Copy out all of the data below with no alterations.

(Records that describe figures)
-- Begin --
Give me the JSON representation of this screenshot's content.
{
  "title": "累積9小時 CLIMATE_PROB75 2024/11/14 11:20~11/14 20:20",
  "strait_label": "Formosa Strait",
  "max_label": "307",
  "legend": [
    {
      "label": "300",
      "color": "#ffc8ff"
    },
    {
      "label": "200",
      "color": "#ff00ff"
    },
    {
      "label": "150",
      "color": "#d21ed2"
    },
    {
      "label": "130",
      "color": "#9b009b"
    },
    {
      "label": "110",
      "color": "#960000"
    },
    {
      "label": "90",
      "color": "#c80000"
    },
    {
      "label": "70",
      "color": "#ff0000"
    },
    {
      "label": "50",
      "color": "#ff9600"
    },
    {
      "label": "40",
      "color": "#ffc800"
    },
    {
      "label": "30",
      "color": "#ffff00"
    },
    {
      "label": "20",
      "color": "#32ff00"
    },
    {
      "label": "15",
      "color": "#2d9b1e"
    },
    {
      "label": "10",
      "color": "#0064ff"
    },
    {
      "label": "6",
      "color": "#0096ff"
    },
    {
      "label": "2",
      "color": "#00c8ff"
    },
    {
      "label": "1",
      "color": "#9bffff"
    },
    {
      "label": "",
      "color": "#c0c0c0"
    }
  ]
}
-- End --
◆ **RESULT BELOW**:
Give me the JSON representation of this screenshot's content.
{
  "title": "累積9小時 CLIMATE_PROB75 2024/11/14 11:20~11/14 20:20",
  "strait_label": "Formosa Strait",
  "max_label": "307",
  "legend": [
    {
      "label": "300",
      "color": "#ffc8ff"
    },
    {
      "label": "200",
      "color": "#ff00ff"
    },
    {
      "label": "150",
      "color": "#d21ed2"
    },
    {
      "label": "130",
      "color": "#9b009b"
    },
    {
      "label": "110",
      "color": "#960000"
    },
    {
      "label": "90",
      "color": "#c80000"
    },
    {
      "label": "70",
      "color": "#ff0000"
    },
    {
      "label": "50",
      "color": "#ff9600"
    },
    {
      "label": "40",
      "color": "#ffc800"
    },
    {
      "label": "30",
      "color": "#ffff00"
    },
    {
      "label": "20",
      "color": "#32ff00"
    },
    {
      "label": "15",
      "color": "#2d9b1e"
    },
    {
      "label": "10",
      "color": "#0064ff"
    },
    {
      "label": "6",
      "color": "#0096ff"
    },
    {
      "label": "2",
      "color": "#00c8ff"
    },
    {
      "label": "1",
      "color": "#9bffff"
    },
    {
      "label": "",
      "color": "#c0c0c0"
    }
  ]
}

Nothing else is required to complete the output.